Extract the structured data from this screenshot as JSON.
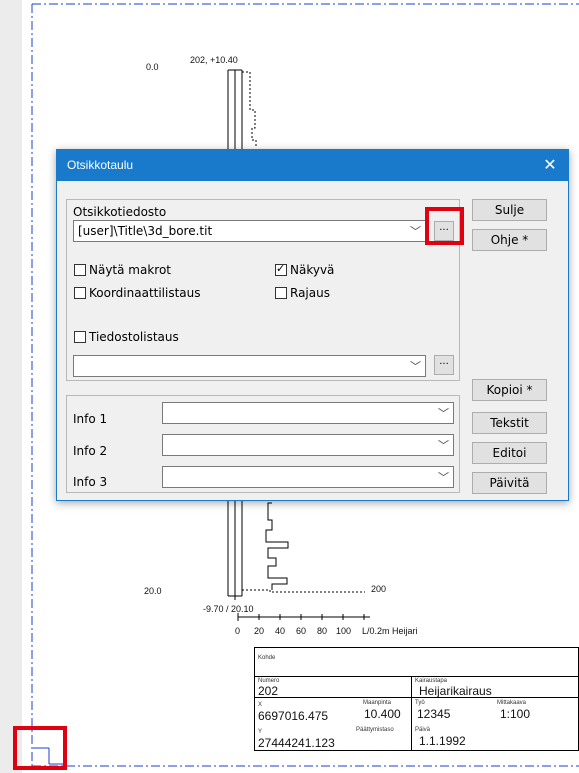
{
  "drawing": {
    "top_depth": "0.0",
    "top_label": "202, +10.40",
    "bottom_depth": "20.0",
    "bottom_label": "-9.70 / 20.10",
    "curve_end_label": "200",
    "axis_ticks": [
      "0",
      "20",
      "40",
      "60",
      "80",
      "100"
    ],
    "axis_caption": "L/0.2m Heijari"
  },
  "title_block": {
    "kohde_label": "Kohde",
    "numero_label": "Numero",
    "numero_value": "202",
    "kairaustapa_label": "Kairaustapa",
    "kairaustapa_value": "Heijarikairaus",
    "x_label": "X",
    "x_value": "6697016.475",
    "maanpinta_label": "Maanpinta",
    "maanpinta_value": "10.400",
    "tyo_label": "Työ",
    "tyo_value": "12345",
    "mittakaava_label": "Mittakaava",
    "mittakaava_value": "1:100",
    "y_label": "Y",
    "y_value": "27444241.123",
    "paattymistaso_label": "Päättymistaso",
    "paiva_label": "Päivä",
    "paiva_value": "1.1.1992"
  },
  "dialog": {
    "title": "Otsikkotaulu",
    "close_glyph": "✕",
    "file_group_label": "Otsikkotiedosto",
    "file_value": "[user]\\Title\\3d_bore.tit",
    "browse_label": "...",
    "checkboxes": {
      "nayta_makrot": "Näytä makrot",
      "nakyva": "Näkyvä",
      "koordinaatti": "Koordinaattilistaus",
      "rajaus": "Rajaus",
      "tiedosto": "Tiedostolistaus"
    },
    "info_labels": [
      "Info 1",
      "Info 2",
      "Info 3"
    ],
    "buttons": {
      "sulje": "Sulje",
      "ohje": "Ohje *",
      "kopioi": "Kopioi *",
      "tekstit": "Tekstit",
      "editoi": "Editoi",
      "paivita": "Päivitä"
    },
    "nakyva_checked": true
  },
  "colors": {
    "accent": "#1979ca",
    "highlight": "#e0000f",
    "frame_dash": "#1a3fd0"
  }
}
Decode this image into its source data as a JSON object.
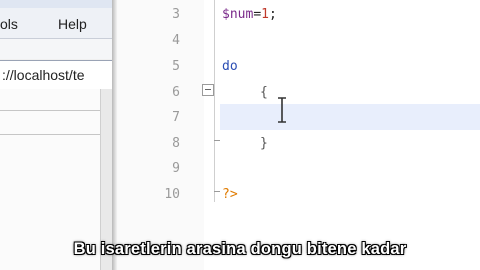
{
  "browser": {
    "menu": {
      "tools_label": "ols",
      "help_label": "Help"
    },
    "address": {
      "value": "://localhost/te"
    }
  },
  "editor": {
    "lines": [
      {
        "num": "3",
        "var": "$num",
        "op": "=",
        "num_val": "1",
        "end": ";"
      },
      {
        "num": "4"
      },
      {
        "num": "5",
        "keyword": "do"
      },
      {
        "num": "6",
        "brace": "{"
      },
      {
        "num": "7"
      },
      {
        "num": "8",
        "brace": "}"
      },
      {
        "num": "9"
      },
      {
        "num": "10",
        "tag": "?>"
      }
    ]
  },
  "subtitle": {
    "text": "Bu isaretlerin arasina dongu bitene kadar"
  },
  "colors": {
    "keyword": "#2a4db3",
    "variable": "#7a2a8a",
    "number": "#c0392b",
    "php_tag": "#e07b00",
    "current_line": "#e8eefc"
  },
  "icons": [
    "fold-collapse-icon",
    "text-cursor-icon"
  ]
}
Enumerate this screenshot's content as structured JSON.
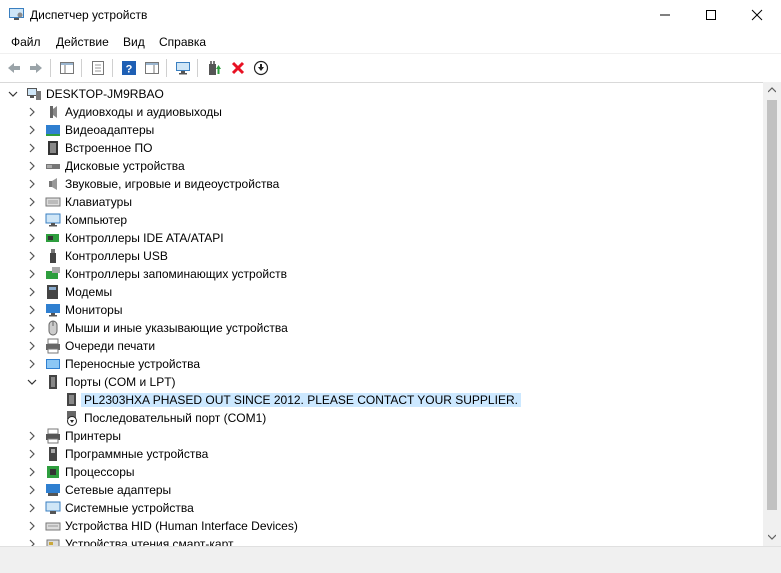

_Exercise requirements_.
Omit every picture, then repeat the remaining data exactly as it appears above.

_The reply_.
Extract the structured data from this screenshot as JSON.
{
  "drawing": {
    "top_depth": "0.0",
    "top_label": "202, +10.40",
    "bottom_depth": "20.0",
    "bottom_label": "-9.70 / 20.10",
    "curve_end_label": "200",
    "axis_ticks": [
      "0",
      "20",
      "40",
      "60",
      "80",
      "100"
    ],
    "axis_caption": "L/0.2m Heijari"
  },
  "title_block": {
    "kohde_label": "Kohde",
    "numero_label": "Numero",
    "numero_value": "202",
    "kairaustapa_label": "Kairaustapa",
    "kairaustapa_value": "Heijarikairaus",
    "x_label": "X",
    "x_value": "6697016.475",
    "maanpinta_label": "Maanpinta",
    "maanpinta_value": "10.400",
    "tyo_label": "Työ",
    "tyo_value": "12345",
    "mittakaava_label": "Mittakaava",
    "mittakaava_value": "1:100",
    "y_label": "Y",
    "y_value": "27444241.123",
    "paattymistaso_label": "Päättymistaso",
    "paiva_label": "Päivä",
    "paiva_value": "1.1.1992"
  },
  "dialog": {
    "title": "Otsikkotaulu",
    "close_glyph": "✕",
    "file_group_label": "Otsikkotiedosto",
    "file_value": "[user]\\Title\\3d_bore.tit",
    "browse_label": "...",
    "checkboxes": {
      "nayta_makrot": "Näytä makrot",
      "nakyva": "Näkyvä",
      "koordinaatti": "Koordinaattilistaus",
      "rajaus": "Rajaus",
      "tiedosto": "Tiedostolistaus"
    },
    "info_labels": [
      "Info 1",
      "Info 2",
      "Info 3"
    ],
    "buttons": {
      "sulje": "Sulje",
      "ohje": "Ohje *",
      "kopioi": "Kopioi *",
      "tekstit": "Tekstit",
      "editoi": "Editoi",
      "paivita": "Päivitä"
    },
    "nakyva_checked": true
  },
  "colors": {
    "accent": "#1979ca",
    "highlight": "#e0000f",
    "frame_dash": "#1a3fd0"
  }
}
Decode this image into its source data as a JSON object.
{
  "browser": {
    "menu": {
      "tools_label": "ols",
      "help_label": "Help"
    },
    "address": {
      "value": "://localhost/te"
    }
  },
  "editor": {
    "lines": [
      {
        "num": "3",
        "var": "$num",
        "op": "=",
        "num_val": "1",
        "end": ";"
      },
      {
        "num": "4"
      },
      {
        "num": "5",
        "keyword": "do"
      },
      {
        "num": "6",
        "brace": "{"
      },
      {
        "num": "7"
      },
      {
        "num": "8",
        "brace": "}"
      },
      {
        "num": "9"
      },
      {
        "num": "10",
        "tag": "?>"
      }
    ]
  },
  "subtitle": {
    "text": "Bu isaretlerin arasina dongu bitene kadar"
  },
  "colors": {
    "keyword": "#2a4db3",
    "variable": "#7a2a8a",
    "number": "#c0392b",
    "php_tag": "#e07b00",
    "current_line": "#e8eefc"
  },
  "icons": [
    "fold-collapse-icon",
    "text-cursor-icon"
  ]
}
Enumerate this screenshot's content as structured JSON.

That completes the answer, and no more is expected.